#### Data:
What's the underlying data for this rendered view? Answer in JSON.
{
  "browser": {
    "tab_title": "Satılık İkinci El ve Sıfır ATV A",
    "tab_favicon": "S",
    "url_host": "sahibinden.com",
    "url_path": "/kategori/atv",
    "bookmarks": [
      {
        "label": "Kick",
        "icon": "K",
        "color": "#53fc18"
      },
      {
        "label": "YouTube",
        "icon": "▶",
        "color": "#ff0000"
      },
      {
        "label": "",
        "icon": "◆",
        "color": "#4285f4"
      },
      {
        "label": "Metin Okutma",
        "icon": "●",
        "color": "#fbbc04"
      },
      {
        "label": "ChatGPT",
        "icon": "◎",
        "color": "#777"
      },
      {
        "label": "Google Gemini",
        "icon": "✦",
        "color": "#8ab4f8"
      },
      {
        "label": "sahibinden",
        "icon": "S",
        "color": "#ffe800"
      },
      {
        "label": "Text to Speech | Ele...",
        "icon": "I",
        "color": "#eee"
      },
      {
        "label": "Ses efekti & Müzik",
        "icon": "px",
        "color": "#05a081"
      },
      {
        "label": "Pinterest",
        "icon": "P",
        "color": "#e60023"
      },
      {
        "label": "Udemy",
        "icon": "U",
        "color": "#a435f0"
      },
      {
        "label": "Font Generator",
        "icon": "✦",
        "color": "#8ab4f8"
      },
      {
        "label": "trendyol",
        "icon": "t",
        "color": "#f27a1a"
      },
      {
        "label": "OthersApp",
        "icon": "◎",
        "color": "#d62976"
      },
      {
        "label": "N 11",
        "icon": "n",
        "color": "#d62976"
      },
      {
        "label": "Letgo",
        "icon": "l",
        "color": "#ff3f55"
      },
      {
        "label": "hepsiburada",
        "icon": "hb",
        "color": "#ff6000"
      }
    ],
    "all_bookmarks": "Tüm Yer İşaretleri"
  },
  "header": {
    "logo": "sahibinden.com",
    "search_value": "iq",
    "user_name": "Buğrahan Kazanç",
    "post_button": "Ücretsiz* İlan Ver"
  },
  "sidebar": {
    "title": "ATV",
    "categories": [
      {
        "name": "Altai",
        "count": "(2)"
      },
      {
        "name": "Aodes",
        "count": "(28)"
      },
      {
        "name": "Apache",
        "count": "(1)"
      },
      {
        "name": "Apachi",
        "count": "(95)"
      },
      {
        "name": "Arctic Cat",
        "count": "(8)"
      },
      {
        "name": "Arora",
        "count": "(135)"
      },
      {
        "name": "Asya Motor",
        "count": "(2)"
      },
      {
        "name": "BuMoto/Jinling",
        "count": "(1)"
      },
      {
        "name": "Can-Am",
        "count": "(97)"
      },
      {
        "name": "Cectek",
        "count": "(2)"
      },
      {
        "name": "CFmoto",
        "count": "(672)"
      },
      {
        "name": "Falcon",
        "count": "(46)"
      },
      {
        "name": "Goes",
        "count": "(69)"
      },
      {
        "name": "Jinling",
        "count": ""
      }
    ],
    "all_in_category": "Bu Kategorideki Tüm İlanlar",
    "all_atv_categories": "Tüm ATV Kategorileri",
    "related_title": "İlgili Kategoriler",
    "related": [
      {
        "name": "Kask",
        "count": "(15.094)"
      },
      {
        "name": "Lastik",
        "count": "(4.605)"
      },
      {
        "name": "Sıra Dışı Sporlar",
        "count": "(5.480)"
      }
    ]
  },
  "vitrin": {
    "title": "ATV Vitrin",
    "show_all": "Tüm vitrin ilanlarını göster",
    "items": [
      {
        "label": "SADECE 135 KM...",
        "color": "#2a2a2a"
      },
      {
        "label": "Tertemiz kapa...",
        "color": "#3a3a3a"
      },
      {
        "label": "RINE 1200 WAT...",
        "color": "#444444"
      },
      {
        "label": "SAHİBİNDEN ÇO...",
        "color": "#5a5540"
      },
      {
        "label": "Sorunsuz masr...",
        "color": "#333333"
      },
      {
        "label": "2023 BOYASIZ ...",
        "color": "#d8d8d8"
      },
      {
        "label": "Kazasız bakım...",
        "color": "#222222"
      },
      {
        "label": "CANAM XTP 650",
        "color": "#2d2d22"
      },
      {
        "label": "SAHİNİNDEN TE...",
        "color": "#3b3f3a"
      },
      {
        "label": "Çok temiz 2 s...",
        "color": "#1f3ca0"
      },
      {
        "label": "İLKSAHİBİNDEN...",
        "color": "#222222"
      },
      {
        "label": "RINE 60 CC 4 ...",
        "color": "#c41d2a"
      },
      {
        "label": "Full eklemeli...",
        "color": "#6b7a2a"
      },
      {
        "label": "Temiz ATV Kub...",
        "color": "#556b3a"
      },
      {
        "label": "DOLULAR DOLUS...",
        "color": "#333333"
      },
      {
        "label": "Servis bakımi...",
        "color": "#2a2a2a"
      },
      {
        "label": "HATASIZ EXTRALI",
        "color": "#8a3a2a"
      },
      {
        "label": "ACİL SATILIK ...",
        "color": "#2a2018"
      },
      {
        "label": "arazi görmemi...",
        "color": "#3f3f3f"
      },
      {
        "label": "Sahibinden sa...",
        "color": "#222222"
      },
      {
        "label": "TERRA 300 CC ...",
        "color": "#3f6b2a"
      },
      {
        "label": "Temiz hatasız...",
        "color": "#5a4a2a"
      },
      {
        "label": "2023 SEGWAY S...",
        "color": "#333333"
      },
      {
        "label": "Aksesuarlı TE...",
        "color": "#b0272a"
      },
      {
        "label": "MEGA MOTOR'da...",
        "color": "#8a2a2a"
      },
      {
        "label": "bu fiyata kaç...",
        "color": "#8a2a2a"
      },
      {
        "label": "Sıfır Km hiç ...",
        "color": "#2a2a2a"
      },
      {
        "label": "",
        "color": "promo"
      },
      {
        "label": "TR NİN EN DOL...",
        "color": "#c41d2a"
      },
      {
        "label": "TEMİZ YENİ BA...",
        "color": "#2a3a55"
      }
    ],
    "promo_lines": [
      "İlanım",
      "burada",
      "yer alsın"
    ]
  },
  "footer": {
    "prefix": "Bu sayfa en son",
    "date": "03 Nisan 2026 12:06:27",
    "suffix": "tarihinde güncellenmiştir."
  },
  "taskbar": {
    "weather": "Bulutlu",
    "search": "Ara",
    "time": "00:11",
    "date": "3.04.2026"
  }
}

#### Brief:
Return every line exactly.

#### Written solution:
What's the underlying data for this rendered view? Answer in JSON.
{
  "browser": {
    "tab_title": "Satılık İkinci El ve Sıfır ATV A",
    "tab_favicon": "S",
    "url_host": "sahibinden.com",
    "url_path": "/kategori/atv",
    "bookmarks": [
      {
        "label": "Kick",
        "icon": "K",
        "color": "#53fc18"
      },
      {
        "label": "YouTube",
        "icon": "▶",
        "color": "#ff0000"
      },
      {
        "label": "",
        "icon": "◆",
        "color": "#4285f4"
      },
      {
        "label": "Metin Okutma",
        "icon": "●",
        "color": "#fbbc04"
      },
      {
        "label": "ChatGPT",
        "icon": "◎",
        "color": "#777"
      },
      {
        "label": "Google Gemini",
        "icon": "✦",
        "color": "#8ab4f8"
      },
      {
        "label": "sahibinden",
        "icon": "S",
        "color": "#ffe800"
      },
      {
        "label": "Text to Speech | Ele...",
        "icon": "I",
        "color": "#eee"
      },
      {
        "label": "Ses efekti & Müzik",
        "icon": "px",
        "color": "#05a081"
      },
      {
        "label": "Pinterest",
        "icon": "P",
        "color": "#e60023"
      },
      {
        "label": "Udemy",
        "icon": "U",
        "color": "#a435f0"
      },
      {
        "label": "Font Generator",
        "icon": "✦",
        "color": "#8ab4f8"
      },
      {
        "label": "trendyol",
        "icon": "t",
        "color": "#f27a1a"
      },
      {
        "label": "OthersApp",
        "icon": "◎",
        "color": "#d62976"
      },
      {
        "label": "N 11",
        "icon": "n",
        "color": "#d62976"
      },
      {
        "label": "Letgo",
        "icon": "l",
        "color": "#ff3f55"
      },
      {
        "label": "hepsiburada",
        "icon": "hb",
        "color": "#ff6000"
      }
    ],
    "all_bookmarks": "Tüm Yer İşaretleri"
  },
  "header": {
    "logo": "sahibinden.com",
    "search_value": "iq",
    "user_name": "Buğrahan Kazanç",
    "post_button": "Ücretsiz* İlan Ver"
  },
  "sidebar": {
    "title": "ATV",
    "categories": [
      {
        "name": "Altai",
        "count": "(2)"
      },
      {
        "name": "Aodes",
        "count": "(28)"
      },
      {
        "name": "Apache",
        "count": "(1)"
      },
      {
        "name": "Apachi",
        "count": "(95)"
      },
      {
        "name": "Arctic Cat",
        "count": "(8)"
      },
      {
        "name": "Arora",
        "count": "(135)"
      },
      {
        "name": "Asya Motor",
        "count": "(2)"
      },
      {
        "name": "BuMoto/Jinling",
        "count": "(1)"
      },
      {
        "name": "Can-Am",
        "count": "(97)"
      },
      {
        "name": "Cectek",
        "count": "(2)"
      },
      {
        "name": "CFmoto",
        "count": "(672)"
      },
      {
        "name": "Falcon",
        "count": "(46)"
      },
      {
        "name": "Goes",
        "count": "(69)"
      },
      {
        "name": "Jinling",
        "count": ""
      }
    ],
    "all_in_category": "Bu Kategorideki Tüm İlanlar",
    "all_atv_categories": "Tüm ATV Kategorileri",
    "related_title": "İlgili Kategoriler",
    "related": [
      {
        "name": "Kask",
        "count": "(15.094)"
      },
      {
        "name": "Lastik",
        "count": "(4.605)"
      },
      {
        "name": "Sıra Dışı Sporlar",
        "count": "(5.480)"
      }
    ]
  },
  "vitrin": {
    "title": "ATV Vitrin",
    "show_all": "Tüm vitrin ilanlarını göster",
    "items": [
      {
        "label": "SADECE 135 KM...",
        "color": "#2a2a2a"
      },
      {
        "label": "Tertemiz kapa...",
        "color": "#3a3a3a"
      },
      {
        "label": "RINE 1200 WAT...",
        "color": "#444444"
      },
      {
        "label": "SAHİBİNDEN ÇO...",
        "color": "#5a5540"
      },
      {
        "label": "Sorunsuz masr...",
        "color": "#333333"
      },
      {
        "label": "2023 BOYASIZ ...",
        "color": "#d8d8d8"
      },
      {
        "label": "Kazasız bakım...",
        "color": "#222222"
      },
      {
        "label": "CANAM XTP 650",
        "color": "#2d2d22"
      },
      {
        "label": "SAHİNİNDEN TE...",
        "color": "#3b3f3a"
      },
      {
        "label": "Çok temiz 2 s...",
        "color": "#1f3ca0"
      },
      {
        "label": "İLKSAHİBİNDEN...",
        "color": "#222222"
      },
      {
        "label": "RINE 60 CC 4 ...",
        "color": "#c41d2a"
      },
      {
        "label": "Full eklemeli...",
        "color": "#6b7a2a"
      },
      {
        "label": "Temiz ATV Kub...",
        "color": "#556b3a"
      },
      {
        "label": "DOLULAR DOLUS...",
        "color": "#333333"
      },
      {
        "label": "Servis bakımi...",
        "color": "#2a2a2a"
      },
      {
        "label": "HATASIZ EXTRALI",
        "color": "#8a3a2a"
      },
      {
        "label": "ACİL SATILIK ...",
        "color": "#2a2018"
      },
      {
        "label": "arazi görmemi...",
        "color": "#3f3f3f"
      },
      {
        "label": "Sahibinden sa...",
        "color": "#222222"
      },
      {
        "label": "TERRA 300 CC ...",
        "color": "#3f6b2a"
      },
      {
        "label": "Temiz hatasız...",
        "color": "#5a4a2a"
      },
      {
        "label": "2023 SEGWAY S...",
        "color": "#333333"
      },
      {
        "label": "Aksesuarlı TE...",
        "color": "#b0272a"
      },
      {
        "label": "MEGA MOTOR'da...",
        "color": "#8a2a2a"
      },
      {
        "label": "bu fiyata kaç...",
        "color": "#8a2a2a"
      },
      {
        "label": "Sıfır Km hiç ...",
        "color": "#2a2a2a"
      },
      {
        "label": "",
        "color": "promo"
      },
      {
        "label": "TR NİN EN DOL...",
        "color": "#c41d2a"
      },
      {
        "label": "TEMİZ YENİ BA...",
        "color": "#2a3a55"
      }
    ],
    "promo_lines": [
      "İlanım",
      "burada",
      "yer alsın"
    ]
  },
  "footer": {
    "prefix": "Bu sayfa en son",
    "date": "03 Nisan 2026 12:06:27",
    "suffix": "tarihinde güncellenmiştir."
  },
  "taskbar": {
    "weather": "Bulutlu",
    "search": "Ara",
    "time": "00:11",
    "date": "3.04.2026"
  }
}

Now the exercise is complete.